Directions: Across the entries below, how many lines contain the string "支出相关度"? Give only the count.

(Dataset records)
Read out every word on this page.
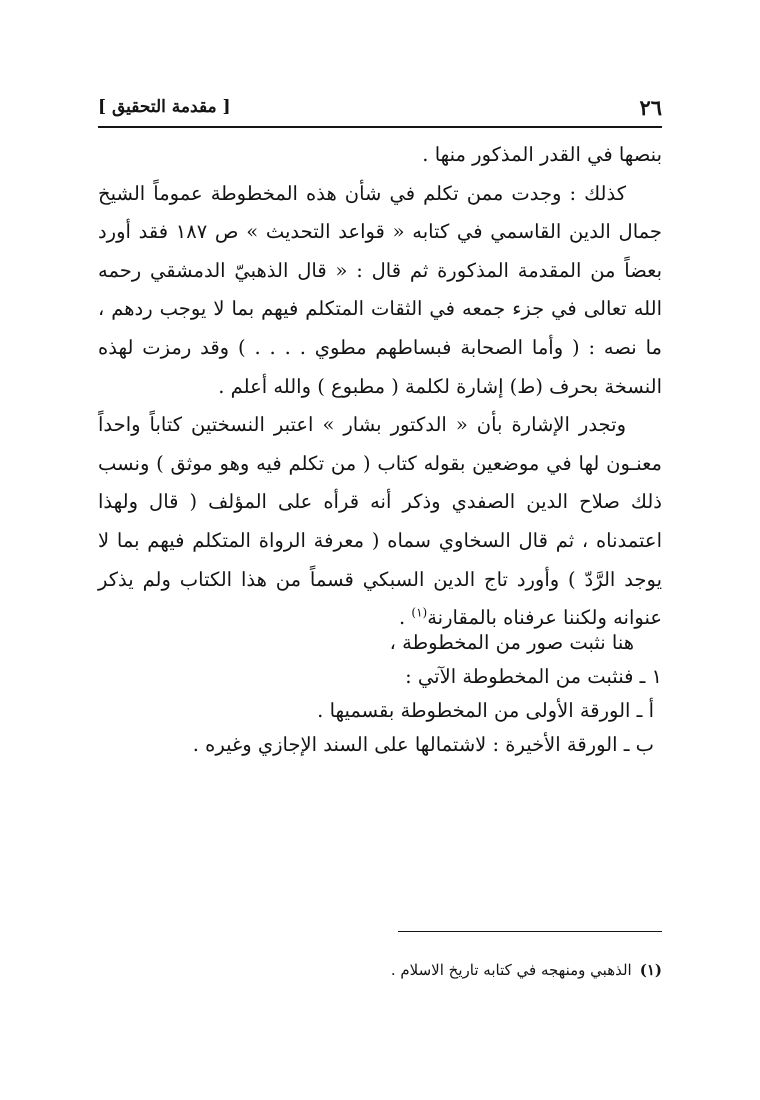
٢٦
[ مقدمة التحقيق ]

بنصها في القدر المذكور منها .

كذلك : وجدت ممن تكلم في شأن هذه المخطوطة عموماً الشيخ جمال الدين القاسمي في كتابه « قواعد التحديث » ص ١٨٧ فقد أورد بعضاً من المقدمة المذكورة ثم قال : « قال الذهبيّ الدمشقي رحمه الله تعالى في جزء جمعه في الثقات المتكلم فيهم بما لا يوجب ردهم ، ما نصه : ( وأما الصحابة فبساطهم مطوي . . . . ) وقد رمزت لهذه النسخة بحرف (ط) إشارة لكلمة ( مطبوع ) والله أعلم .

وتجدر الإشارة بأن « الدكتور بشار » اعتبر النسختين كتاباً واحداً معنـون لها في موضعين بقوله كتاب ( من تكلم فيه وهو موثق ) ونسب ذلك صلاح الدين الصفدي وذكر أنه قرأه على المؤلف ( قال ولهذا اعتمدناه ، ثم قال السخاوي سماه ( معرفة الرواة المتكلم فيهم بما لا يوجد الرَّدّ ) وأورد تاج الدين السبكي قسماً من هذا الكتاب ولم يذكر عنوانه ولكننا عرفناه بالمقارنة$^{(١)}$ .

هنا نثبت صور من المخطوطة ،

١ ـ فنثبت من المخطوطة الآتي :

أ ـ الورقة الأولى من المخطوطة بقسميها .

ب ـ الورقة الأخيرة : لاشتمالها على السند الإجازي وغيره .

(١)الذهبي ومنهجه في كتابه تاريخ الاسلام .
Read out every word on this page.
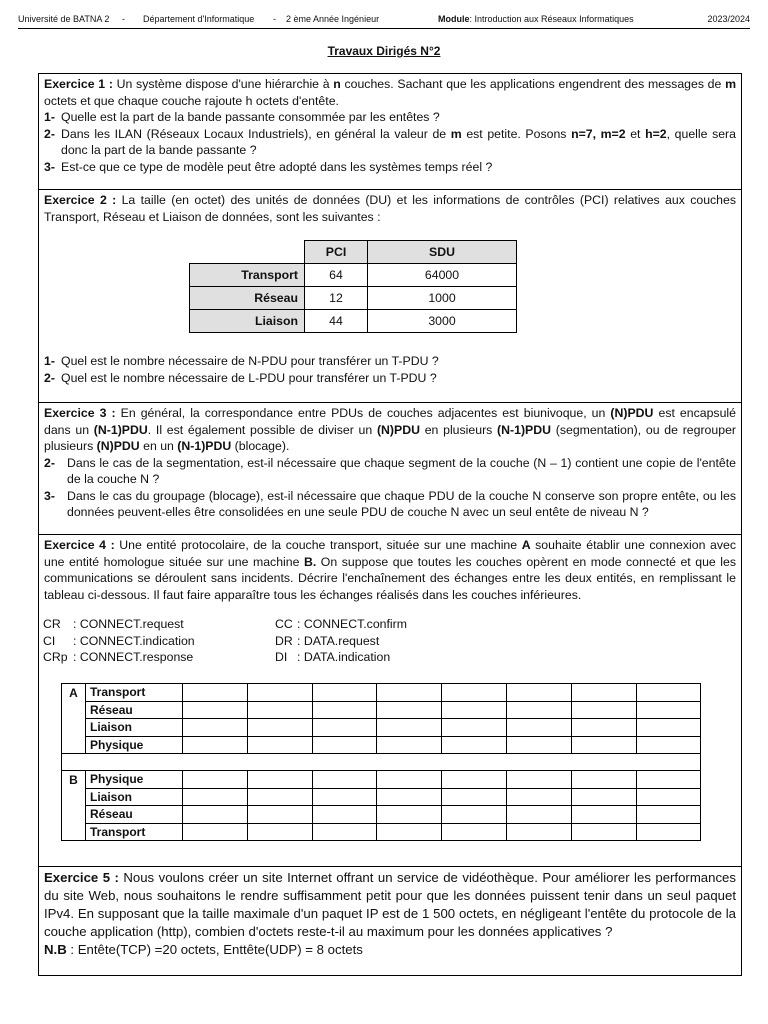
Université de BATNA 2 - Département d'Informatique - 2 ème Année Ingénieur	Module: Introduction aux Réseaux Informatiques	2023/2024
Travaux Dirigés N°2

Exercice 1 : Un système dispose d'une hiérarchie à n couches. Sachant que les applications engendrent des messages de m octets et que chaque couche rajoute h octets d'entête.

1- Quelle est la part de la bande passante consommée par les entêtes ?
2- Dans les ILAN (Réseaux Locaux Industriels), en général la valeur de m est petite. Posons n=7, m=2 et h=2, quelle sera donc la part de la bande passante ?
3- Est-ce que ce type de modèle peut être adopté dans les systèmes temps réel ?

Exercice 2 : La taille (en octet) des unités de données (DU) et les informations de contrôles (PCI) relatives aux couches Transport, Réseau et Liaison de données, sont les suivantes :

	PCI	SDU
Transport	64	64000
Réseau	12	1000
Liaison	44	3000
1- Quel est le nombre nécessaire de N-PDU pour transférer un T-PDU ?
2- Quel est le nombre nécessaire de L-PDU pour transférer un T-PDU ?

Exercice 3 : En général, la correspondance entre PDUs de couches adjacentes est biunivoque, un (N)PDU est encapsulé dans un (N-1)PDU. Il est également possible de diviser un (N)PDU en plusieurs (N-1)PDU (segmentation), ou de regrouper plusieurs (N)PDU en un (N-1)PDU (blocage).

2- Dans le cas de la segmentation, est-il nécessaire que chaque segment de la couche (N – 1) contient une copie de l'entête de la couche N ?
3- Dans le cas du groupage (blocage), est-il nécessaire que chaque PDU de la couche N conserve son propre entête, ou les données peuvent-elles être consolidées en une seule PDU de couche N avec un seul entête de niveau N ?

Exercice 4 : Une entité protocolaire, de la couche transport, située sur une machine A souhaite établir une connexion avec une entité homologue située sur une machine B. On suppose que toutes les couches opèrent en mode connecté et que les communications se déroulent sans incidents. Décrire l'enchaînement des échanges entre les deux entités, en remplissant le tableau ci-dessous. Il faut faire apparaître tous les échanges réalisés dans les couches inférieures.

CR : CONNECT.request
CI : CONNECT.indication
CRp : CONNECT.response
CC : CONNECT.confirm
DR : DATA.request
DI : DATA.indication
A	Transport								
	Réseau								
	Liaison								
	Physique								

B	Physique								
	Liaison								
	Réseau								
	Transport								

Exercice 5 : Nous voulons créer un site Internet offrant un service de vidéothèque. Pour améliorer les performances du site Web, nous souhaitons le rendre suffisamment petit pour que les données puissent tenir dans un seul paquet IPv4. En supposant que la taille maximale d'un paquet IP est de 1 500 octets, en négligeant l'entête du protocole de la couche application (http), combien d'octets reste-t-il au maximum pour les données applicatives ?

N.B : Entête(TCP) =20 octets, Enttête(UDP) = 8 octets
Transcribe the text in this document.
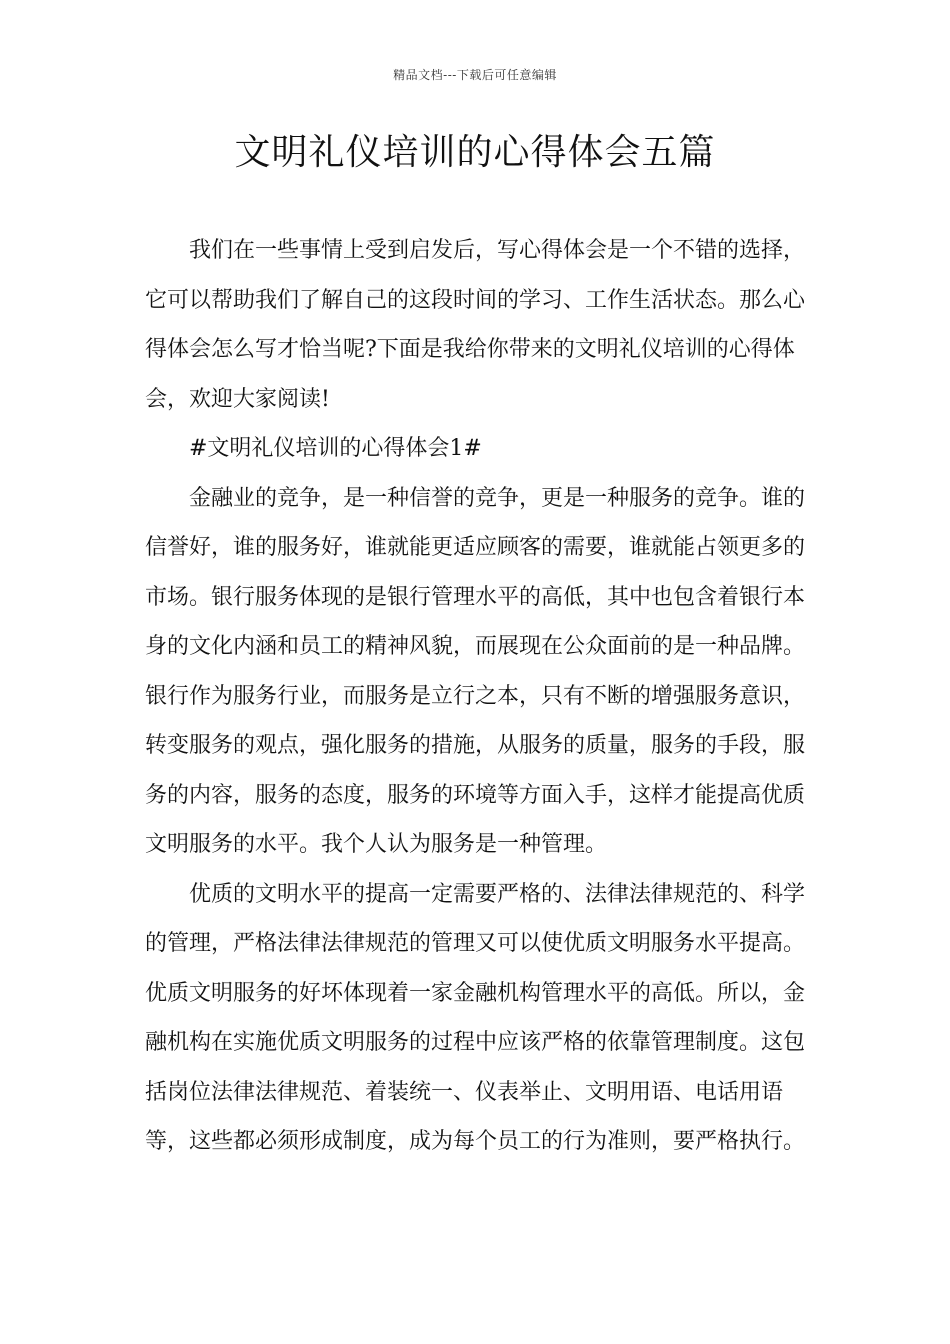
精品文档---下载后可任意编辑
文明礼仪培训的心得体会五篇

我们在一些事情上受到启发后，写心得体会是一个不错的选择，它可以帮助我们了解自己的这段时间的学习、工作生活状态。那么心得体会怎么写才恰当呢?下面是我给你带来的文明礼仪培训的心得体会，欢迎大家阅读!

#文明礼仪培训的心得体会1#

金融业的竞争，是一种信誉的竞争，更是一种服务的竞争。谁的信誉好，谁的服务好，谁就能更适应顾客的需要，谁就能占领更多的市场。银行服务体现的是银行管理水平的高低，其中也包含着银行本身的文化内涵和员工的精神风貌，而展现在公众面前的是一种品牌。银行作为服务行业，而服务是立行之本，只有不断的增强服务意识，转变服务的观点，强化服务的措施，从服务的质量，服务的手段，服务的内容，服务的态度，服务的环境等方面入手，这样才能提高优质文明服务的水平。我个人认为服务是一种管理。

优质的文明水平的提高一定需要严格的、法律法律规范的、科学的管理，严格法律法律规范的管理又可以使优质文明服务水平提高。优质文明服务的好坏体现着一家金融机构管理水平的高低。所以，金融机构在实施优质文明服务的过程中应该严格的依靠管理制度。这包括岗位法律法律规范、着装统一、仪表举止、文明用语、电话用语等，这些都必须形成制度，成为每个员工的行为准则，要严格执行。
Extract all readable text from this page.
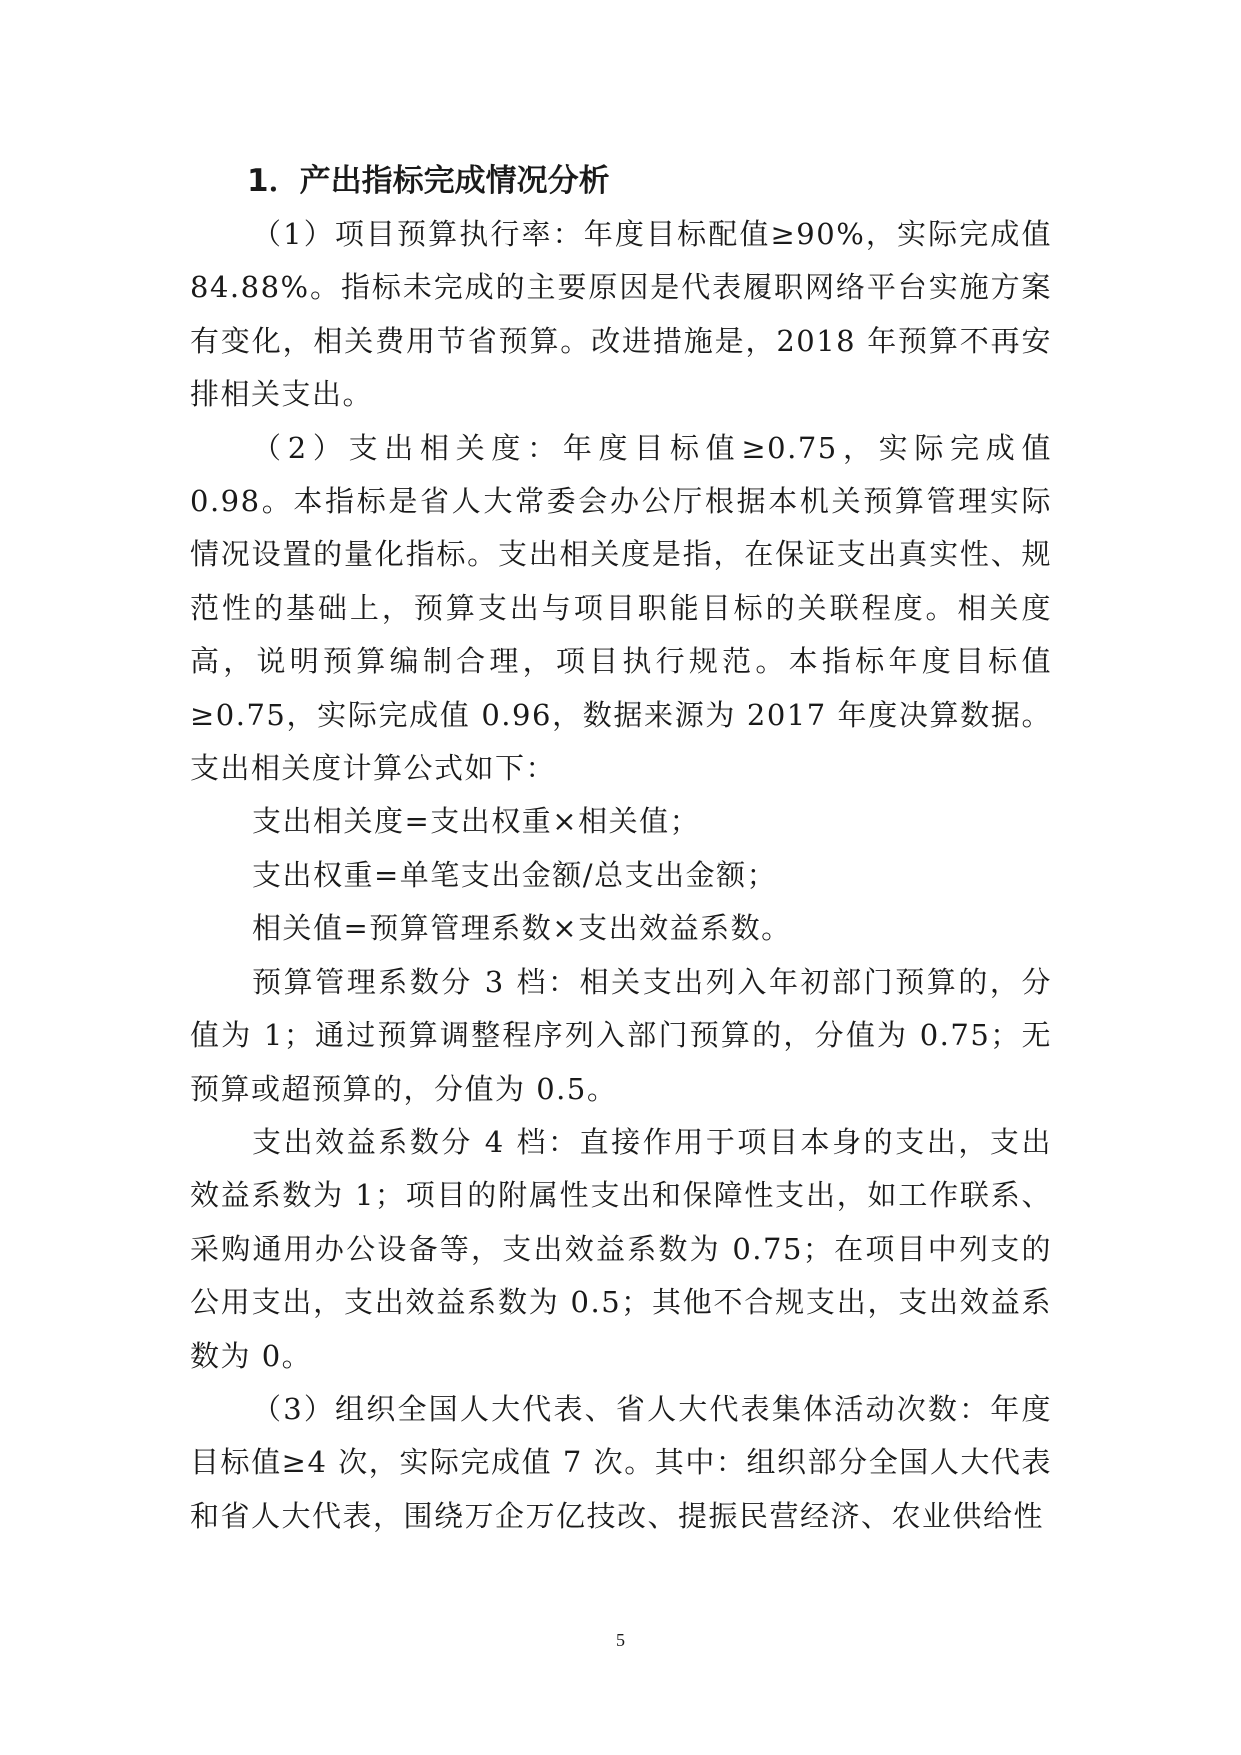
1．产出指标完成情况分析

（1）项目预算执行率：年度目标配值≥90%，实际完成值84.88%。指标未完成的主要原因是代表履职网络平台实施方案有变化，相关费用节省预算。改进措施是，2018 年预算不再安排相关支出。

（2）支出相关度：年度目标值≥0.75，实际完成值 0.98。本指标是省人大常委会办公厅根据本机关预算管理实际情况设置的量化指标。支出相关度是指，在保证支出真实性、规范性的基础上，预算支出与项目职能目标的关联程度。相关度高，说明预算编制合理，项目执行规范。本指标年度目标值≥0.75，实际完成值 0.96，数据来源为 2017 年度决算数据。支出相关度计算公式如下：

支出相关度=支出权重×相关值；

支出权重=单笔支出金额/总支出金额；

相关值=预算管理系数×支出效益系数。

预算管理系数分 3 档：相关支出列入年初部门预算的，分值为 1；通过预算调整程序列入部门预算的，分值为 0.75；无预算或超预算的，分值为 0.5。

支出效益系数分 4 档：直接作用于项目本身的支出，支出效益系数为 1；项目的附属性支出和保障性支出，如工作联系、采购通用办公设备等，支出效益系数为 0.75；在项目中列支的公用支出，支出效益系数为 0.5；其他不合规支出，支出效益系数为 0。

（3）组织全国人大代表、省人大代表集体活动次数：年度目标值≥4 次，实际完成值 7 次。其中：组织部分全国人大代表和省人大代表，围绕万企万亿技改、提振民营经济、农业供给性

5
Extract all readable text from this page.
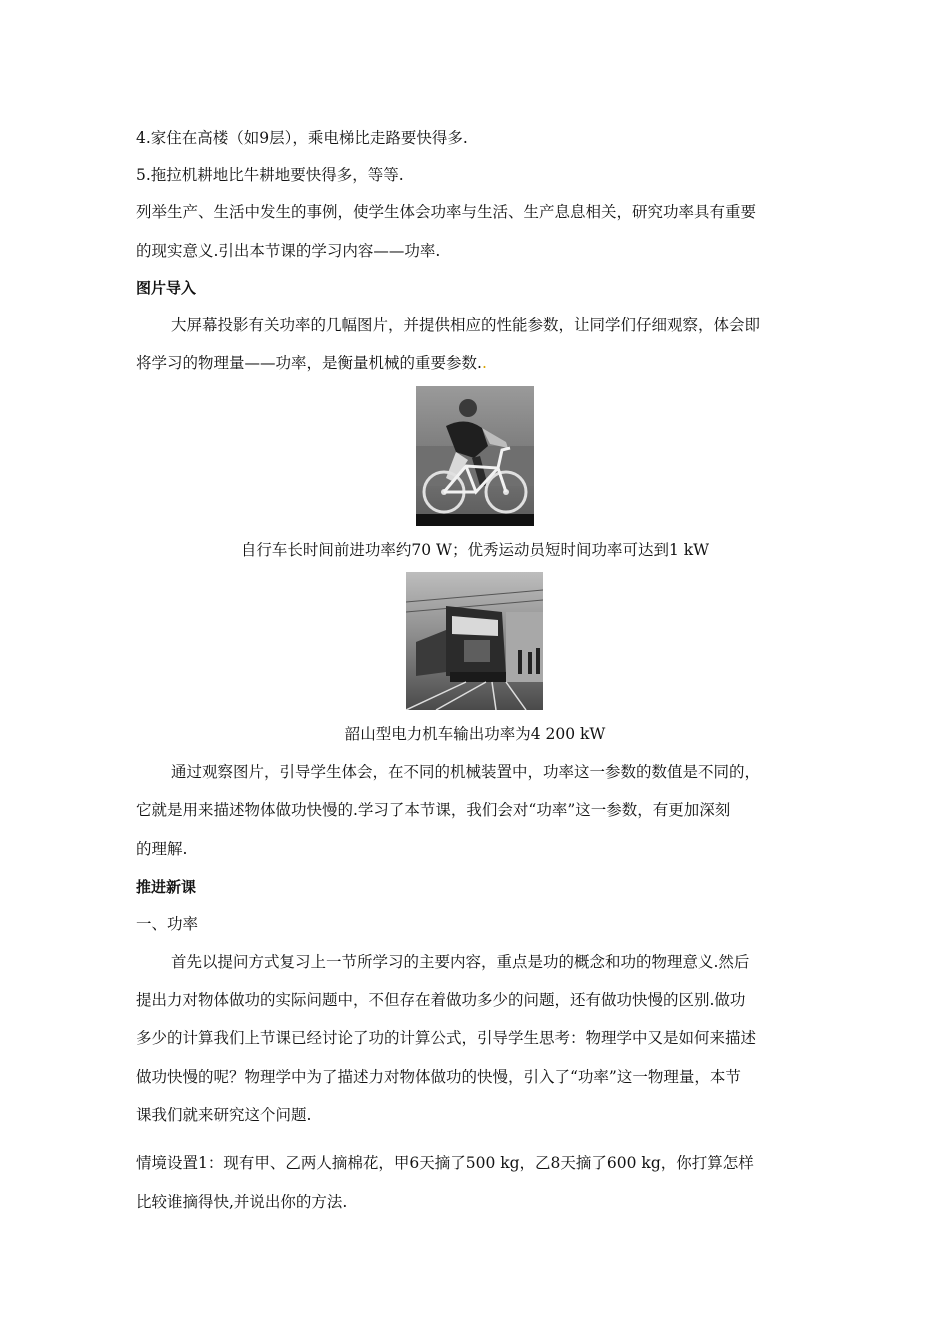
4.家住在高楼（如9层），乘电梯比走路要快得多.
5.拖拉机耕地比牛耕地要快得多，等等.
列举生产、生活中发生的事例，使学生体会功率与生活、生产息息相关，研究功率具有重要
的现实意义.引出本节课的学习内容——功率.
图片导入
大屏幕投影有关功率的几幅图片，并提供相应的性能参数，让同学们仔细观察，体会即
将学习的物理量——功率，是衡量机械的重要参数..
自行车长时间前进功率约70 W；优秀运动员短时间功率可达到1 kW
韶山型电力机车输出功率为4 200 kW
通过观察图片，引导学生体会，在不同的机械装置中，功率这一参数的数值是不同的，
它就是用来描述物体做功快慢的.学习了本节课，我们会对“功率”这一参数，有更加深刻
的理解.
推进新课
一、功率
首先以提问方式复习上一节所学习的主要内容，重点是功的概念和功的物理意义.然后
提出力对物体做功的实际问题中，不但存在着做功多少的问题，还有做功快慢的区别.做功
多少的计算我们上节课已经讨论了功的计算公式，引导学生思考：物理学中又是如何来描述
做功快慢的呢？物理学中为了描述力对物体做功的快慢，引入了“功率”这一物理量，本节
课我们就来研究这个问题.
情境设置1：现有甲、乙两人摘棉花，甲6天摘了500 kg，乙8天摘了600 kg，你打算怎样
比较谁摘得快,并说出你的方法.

Worked solution: 2